• EXERCISE DETAILS
According to the article on the Willow Island Disaster, how many workers died when the cooling-tower scaffolding collapsed?

• TEXT UNDER STUDY
Pleasants County ceremony to mark Friday’s 40th Anniversary of Willow Island Disaster

PLEASANTS COUNTY, W.Va. — Forty years ago Friday, a normal day turned to disaster in Pleasants County when scaffolding on a cooling tower at the Pleasants Power Station, under construction at Willow Island, collapsed killing 51 workers.

“It’s never out of your mind really,” Bob Doty, a Pleasants County resident who’s now 84, told MetroNews.

“Every day that you pass Willow Island and see the ring about 160 feet up in the air around No. 2 cooling tower it reminds you of what happened.”

A public ceremony for the 40th anniversary of the Willow Island Disaster was scheduled for 6 p.m. on Friday, Apr. 27, 2018 at the Route 2 monument site shown here.

At the time of the collapse on Apr. 27, 1978, Doty was mayor of Belmont, W.Va. and worked for Union Carbide in Sistersville. He received a call that Thursday morning when he was asleep after work.

Word of the disaster spread quickly in his community.

“Not having social media — we didn’t know such a thing — so the telephone was probably one of the things and the radio,” Doty said.

“I lived about two blocks from the firehouse and, the time I drove that two blocks, the radio stations in Parkersburg were on and I had a good idea what had happened.”

What had happened would be recorded as the worst industrial disaster in West Virginia’s history not connected to coal.

• DATASET RECORDS

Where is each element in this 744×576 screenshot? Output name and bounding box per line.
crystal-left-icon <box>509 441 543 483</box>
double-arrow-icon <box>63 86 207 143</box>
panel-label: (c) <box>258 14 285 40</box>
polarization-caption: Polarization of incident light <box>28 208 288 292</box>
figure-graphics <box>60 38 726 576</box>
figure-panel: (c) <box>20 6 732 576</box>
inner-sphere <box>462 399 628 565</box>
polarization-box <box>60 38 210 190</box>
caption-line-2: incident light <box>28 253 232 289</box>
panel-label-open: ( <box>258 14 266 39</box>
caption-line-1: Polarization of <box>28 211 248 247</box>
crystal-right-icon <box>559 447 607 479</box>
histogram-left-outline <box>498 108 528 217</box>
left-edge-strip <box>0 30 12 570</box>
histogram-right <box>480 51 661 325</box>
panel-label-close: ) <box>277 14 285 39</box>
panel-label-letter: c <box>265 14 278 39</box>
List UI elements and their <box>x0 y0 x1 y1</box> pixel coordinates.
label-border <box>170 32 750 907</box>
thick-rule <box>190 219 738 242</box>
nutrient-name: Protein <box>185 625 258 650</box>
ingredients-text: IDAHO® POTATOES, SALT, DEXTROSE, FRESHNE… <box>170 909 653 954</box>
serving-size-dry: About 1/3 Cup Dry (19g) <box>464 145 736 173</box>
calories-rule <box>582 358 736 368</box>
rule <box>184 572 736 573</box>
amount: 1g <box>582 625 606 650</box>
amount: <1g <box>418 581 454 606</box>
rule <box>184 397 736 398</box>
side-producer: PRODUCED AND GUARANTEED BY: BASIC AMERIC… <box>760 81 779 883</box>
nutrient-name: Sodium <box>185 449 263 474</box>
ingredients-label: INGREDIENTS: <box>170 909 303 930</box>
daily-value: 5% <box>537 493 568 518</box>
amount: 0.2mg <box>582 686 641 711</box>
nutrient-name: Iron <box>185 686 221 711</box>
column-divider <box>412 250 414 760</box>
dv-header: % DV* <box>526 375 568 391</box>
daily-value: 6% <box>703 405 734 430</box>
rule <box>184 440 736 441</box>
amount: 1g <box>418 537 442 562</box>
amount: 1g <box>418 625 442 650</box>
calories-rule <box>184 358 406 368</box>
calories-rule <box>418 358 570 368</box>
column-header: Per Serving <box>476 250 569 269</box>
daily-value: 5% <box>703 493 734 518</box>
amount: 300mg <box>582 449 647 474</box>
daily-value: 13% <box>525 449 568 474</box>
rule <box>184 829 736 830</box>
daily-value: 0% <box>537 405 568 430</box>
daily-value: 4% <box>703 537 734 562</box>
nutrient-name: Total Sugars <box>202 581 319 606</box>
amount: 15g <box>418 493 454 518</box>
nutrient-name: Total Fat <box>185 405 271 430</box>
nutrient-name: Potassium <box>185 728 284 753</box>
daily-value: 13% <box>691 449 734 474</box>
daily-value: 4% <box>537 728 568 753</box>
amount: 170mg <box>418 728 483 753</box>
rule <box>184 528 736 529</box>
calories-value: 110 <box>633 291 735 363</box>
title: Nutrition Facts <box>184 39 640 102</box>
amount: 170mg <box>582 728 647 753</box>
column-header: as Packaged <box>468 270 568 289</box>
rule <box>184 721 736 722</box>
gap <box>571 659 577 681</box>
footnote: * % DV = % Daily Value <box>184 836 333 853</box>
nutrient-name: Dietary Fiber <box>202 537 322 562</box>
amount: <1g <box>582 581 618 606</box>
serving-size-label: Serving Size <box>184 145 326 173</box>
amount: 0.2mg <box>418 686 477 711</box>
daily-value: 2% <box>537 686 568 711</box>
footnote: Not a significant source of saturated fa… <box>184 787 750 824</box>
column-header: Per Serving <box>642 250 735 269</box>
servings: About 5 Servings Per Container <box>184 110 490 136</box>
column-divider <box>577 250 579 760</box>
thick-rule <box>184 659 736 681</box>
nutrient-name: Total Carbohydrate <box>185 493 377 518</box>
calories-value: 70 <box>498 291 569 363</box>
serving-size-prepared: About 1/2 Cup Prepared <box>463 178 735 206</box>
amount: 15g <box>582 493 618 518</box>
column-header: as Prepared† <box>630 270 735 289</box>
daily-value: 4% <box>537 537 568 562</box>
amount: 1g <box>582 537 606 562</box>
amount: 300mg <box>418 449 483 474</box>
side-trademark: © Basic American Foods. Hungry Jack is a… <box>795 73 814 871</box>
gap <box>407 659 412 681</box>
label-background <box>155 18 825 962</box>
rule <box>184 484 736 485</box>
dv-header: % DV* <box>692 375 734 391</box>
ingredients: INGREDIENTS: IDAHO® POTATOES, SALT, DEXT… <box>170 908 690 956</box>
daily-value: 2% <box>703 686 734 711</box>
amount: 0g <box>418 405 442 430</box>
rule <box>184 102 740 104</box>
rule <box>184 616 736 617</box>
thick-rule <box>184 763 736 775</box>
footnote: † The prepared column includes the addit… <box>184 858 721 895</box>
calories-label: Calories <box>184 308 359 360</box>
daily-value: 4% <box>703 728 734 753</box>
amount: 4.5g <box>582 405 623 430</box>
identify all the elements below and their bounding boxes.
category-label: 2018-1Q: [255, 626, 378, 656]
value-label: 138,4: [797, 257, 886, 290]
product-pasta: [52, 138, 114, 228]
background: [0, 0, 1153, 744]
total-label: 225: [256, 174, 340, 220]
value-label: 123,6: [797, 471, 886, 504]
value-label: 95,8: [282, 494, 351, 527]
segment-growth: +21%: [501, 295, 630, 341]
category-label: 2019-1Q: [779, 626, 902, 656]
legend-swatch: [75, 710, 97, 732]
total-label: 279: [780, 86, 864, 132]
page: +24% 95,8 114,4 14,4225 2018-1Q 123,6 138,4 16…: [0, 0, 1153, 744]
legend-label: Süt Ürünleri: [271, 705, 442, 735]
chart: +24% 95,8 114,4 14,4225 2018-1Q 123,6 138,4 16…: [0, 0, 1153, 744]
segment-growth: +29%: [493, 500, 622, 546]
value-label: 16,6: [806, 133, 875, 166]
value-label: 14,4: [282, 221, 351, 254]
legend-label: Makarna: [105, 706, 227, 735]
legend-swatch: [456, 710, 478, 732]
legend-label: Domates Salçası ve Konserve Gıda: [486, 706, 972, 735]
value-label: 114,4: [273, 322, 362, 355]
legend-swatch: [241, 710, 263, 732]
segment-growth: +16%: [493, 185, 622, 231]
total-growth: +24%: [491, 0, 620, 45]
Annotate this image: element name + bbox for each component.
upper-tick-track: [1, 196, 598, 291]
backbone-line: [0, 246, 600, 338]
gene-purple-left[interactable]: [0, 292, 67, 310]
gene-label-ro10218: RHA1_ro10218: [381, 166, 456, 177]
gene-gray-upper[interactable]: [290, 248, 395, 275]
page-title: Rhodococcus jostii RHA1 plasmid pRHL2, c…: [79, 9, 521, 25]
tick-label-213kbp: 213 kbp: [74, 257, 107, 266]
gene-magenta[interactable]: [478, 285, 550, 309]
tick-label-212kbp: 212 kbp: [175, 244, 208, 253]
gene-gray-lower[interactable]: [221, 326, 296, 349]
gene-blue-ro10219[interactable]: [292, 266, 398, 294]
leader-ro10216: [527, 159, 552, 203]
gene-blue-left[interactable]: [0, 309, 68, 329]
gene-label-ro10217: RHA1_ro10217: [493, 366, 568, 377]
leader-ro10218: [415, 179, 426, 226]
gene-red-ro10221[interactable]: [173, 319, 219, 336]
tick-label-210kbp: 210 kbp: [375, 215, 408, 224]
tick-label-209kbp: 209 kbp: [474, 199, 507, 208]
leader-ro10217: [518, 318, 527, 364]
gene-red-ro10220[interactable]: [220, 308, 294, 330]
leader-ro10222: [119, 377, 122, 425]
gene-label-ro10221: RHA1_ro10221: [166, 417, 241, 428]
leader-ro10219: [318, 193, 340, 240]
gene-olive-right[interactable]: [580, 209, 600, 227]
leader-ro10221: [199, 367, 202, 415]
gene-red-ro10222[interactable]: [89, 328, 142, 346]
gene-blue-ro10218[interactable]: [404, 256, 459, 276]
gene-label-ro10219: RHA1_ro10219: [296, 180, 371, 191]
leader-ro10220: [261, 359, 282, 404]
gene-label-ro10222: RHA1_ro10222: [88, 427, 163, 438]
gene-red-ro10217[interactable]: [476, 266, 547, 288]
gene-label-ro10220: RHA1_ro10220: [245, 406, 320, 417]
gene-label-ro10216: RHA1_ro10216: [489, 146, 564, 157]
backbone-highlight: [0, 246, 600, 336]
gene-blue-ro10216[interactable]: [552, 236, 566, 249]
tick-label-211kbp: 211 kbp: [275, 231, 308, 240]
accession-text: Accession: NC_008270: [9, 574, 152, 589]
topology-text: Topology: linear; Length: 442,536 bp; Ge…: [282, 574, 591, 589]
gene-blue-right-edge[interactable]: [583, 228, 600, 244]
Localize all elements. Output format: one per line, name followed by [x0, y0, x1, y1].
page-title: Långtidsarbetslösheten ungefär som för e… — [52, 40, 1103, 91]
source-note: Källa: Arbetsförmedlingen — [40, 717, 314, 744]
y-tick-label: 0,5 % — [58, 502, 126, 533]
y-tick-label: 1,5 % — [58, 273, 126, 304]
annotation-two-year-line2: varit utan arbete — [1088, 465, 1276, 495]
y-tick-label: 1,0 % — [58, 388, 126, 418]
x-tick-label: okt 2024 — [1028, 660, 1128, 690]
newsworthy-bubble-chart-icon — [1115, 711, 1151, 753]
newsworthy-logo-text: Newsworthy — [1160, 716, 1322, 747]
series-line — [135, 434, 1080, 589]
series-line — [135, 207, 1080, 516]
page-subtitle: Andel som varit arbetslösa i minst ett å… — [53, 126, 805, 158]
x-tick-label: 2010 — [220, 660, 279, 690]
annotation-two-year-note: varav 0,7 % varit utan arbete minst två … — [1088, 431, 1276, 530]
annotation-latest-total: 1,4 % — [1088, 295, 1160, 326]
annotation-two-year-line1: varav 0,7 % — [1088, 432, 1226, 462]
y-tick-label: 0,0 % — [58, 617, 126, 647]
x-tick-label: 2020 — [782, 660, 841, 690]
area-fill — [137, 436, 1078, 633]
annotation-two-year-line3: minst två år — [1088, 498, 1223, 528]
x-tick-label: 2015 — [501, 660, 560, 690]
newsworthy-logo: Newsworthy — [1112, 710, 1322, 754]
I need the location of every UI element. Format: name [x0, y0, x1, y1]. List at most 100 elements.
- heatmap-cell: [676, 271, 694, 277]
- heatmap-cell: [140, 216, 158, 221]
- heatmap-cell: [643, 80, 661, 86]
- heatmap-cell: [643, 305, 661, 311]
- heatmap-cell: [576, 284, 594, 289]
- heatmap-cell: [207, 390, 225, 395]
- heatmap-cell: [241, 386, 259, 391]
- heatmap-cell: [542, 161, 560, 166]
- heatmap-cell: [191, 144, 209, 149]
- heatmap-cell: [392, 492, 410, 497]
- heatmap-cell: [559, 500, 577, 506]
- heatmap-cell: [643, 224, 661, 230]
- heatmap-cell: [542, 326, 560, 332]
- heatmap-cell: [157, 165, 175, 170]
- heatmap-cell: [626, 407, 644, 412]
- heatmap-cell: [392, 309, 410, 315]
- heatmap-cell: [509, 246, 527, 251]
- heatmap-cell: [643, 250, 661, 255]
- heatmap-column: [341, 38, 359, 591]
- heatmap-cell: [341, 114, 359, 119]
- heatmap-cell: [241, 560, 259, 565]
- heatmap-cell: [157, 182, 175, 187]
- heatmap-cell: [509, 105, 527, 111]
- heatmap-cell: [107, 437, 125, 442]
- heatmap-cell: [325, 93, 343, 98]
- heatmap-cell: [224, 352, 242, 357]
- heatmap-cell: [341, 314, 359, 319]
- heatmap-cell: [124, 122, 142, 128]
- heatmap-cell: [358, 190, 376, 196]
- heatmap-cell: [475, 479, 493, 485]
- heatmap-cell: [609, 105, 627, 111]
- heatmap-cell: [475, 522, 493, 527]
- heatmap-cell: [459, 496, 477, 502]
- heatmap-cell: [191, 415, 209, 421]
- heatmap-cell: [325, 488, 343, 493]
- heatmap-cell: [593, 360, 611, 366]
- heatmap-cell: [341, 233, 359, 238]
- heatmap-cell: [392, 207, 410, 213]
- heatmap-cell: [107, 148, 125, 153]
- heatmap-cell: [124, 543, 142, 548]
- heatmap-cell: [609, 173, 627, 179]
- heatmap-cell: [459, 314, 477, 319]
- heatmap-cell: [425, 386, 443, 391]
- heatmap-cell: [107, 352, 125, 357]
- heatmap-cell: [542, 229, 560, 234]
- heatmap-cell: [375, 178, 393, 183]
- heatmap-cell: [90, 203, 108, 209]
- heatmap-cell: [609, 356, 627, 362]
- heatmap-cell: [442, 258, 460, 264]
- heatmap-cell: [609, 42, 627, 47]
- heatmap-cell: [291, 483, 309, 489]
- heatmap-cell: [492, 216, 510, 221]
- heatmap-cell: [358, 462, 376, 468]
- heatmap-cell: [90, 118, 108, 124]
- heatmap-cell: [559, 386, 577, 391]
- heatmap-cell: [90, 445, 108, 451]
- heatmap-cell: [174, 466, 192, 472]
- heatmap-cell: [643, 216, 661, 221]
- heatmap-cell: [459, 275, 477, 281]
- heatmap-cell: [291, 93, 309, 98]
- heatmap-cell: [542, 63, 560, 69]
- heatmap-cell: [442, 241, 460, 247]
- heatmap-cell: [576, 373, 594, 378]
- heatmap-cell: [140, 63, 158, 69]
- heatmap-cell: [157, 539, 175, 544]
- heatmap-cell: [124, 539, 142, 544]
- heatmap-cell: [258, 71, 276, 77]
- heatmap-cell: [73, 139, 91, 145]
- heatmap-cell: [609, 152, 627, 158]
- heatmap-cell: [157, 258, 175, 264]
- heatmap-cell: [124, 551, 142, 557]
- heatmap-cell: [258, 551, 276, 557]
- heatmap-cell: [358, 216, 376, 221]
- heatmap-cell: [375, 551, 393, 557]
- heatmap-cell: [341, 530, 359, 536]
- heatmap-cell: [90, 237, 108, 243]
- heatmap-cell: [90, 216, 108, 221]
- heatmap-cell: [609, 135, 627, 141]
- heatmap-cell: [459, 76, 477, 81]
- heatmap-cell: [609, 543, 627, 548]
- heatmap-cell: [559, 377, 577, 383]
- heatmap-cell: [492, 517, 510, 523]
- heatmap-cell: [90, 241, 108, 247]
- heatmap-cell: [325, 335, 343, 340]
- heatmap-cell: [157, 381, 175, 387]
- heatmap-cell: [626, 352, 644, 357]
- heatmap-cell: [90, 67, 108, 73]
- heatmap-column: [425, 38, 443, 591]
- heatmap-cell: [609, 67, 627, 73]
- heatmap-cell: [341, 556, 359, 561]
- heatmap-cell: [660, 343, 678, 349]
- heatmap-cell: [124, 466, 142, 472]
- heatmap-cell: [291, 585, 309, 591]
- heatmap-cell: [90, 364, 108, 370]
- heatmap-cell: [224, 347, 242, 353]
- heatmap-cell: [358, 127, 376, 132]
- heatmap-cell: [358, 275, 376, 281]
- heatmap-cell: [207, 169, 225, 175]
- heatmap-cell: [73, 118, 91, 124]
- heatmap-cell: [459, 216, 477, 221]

• TASK OUTPUT
51 workers were killed.